Trecho fornecido:
"""
Aposentado pelado em protesto no Rio |
Na Rua Sete de Setembro, onde se concentra a fiscalização da prefeitura, o homem abaixou várias vezes as calças, enquanto os guardas municipais apenas assistiam. Dizendo estar passando fome, o aposentado pediu que o prefeito Cesar Maia deixe os camelôs trabalharem. Ele foi algemado e levado preso pela Guarda Municipal.
Ontem, o confronto entre a guardas municipais e policiais militares contra camelôs, na Avenida Rio Branco, no Centro, deixou uma caminhonete da Prefeitura incendiada, três feridos e 39 detidos. A população local ficou aterrorizada e o comércio fechou as portas por algumas horas. Pelo menos duas lojas foram apedrejadas.
"""
Objetivo do exercício:
Responda às três perguntas sobre o trecho fornecido.
(a) Em que rua o aposentado abaixou as calças?
(b) O que o aposentado pediu ao prefeito Cesar Maia?
(c) Quantas pessoas foram detidas no confronto na Avenida Rio Branco?
Responda apoiando-se somente no trecho.

Registros de dados:
"""
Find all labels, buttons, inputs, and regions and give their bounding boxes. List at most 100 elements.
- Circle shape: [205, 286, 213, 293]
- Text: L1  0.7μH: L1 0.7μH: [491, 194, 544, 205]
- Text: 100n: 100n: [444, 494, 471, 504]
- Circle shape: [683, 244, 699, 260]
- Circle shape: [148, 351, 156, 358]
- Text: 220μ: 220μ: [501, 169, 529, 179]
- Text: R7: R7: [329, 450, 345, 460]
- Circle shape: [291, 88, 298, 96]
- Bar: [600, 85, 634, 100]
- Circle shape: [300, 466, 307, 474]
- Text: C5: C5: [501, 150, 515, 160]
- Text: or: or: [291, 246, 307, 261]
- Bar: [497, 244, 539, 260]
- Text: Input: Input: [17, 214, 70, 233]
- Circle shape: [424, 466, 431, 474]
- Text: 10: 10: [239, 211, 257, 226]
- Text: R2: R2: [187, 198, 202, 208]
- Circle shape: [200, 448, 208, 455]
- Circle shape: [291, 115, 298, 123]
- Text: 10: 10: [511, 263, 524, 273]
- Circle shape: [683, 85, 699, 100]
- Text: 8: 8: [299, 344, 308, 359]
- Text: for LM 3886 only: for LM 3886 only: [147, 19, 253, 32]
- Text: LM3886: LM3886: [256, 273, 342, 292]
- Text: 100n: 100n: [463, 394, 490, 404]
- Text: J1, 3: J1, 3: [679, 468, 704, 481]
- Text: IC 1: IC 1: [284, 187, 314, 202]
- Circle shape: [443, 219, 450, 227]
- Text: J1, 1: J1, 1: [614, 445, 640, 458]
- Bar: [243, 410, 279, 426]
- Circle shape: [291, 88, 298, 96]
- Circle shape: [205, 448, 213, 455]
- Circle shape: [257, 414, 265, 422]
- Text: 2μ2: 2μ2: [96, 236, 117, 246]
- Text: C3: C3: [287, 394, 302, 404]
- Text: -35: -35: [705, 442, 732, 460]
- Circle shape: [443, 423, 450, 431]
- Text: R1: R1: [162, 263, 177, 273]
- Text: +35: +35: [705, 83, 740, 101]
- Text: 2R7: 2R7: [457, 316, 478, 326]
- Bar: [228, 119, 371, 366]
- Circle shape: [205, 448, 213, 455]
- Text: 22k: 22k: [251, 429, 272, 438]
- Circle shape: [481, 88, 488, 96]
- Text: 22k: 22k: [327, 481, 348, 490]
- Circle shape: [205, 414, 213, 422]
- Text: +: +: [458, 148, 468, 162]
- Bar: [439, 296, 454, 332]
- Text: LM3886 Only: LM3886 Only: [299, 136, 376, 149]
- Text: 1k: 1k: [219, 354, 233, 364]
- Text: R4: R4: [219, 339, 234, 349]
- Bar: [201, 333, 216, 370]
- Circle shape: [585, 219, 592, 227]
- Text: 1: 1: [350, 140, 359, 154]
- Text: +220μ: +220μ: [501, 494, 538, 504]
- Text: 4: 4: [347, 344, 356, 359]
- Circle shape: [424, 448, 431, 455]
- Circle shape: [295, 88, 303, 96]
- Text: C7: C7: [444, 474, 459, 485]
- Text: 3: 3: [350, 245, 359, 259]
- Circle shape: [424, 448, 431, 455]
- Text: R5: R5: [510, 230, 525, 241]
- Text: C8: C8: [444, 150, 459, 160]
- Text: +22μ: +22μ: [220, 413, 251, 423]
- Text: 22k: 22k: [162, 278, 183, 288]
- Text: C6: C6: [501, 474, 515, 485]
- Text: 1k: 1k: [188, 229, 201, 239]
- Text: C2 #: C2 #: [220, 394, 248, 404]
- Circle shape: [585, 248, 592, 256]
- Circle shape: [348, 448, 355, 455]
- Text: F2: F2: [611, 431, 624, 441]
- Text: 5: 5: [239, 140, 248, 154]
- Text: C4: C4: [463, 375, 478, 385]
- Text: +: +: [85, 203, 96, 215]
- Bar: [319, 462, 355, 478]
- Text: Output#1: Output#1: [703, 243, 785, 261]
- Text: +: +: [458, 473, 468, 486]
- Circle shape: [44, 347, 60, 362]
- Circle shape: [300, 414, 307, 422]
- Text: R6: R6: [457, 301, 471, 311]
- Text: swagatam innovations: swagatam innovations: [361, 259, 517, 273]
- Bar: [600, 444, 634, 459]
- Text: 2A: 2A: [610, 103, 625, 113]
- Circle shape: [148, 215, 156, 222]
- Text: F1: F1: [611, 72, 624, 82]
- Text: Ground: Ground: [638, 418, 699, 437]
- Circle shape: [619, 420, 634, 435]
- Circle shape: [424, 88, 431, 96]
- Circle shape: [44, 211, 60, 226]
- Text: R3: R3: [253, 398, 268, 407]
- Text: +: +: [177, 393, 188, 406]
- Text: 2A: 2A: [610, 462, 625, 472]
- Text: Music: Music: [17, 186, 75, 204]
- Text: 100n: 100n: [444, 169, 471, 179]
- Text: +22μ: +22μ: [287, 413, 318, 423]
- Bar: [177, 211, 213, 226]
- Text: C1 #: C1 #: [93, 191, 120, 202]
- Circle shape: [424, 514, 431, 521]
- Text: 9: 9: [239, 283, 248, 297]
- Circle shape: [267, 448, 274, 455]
"""
Sua resposta:
(a) Na Rua Sete de Setembro.
(b) Que deixe os camelôs trabalharem.
(c) 39 pessoas.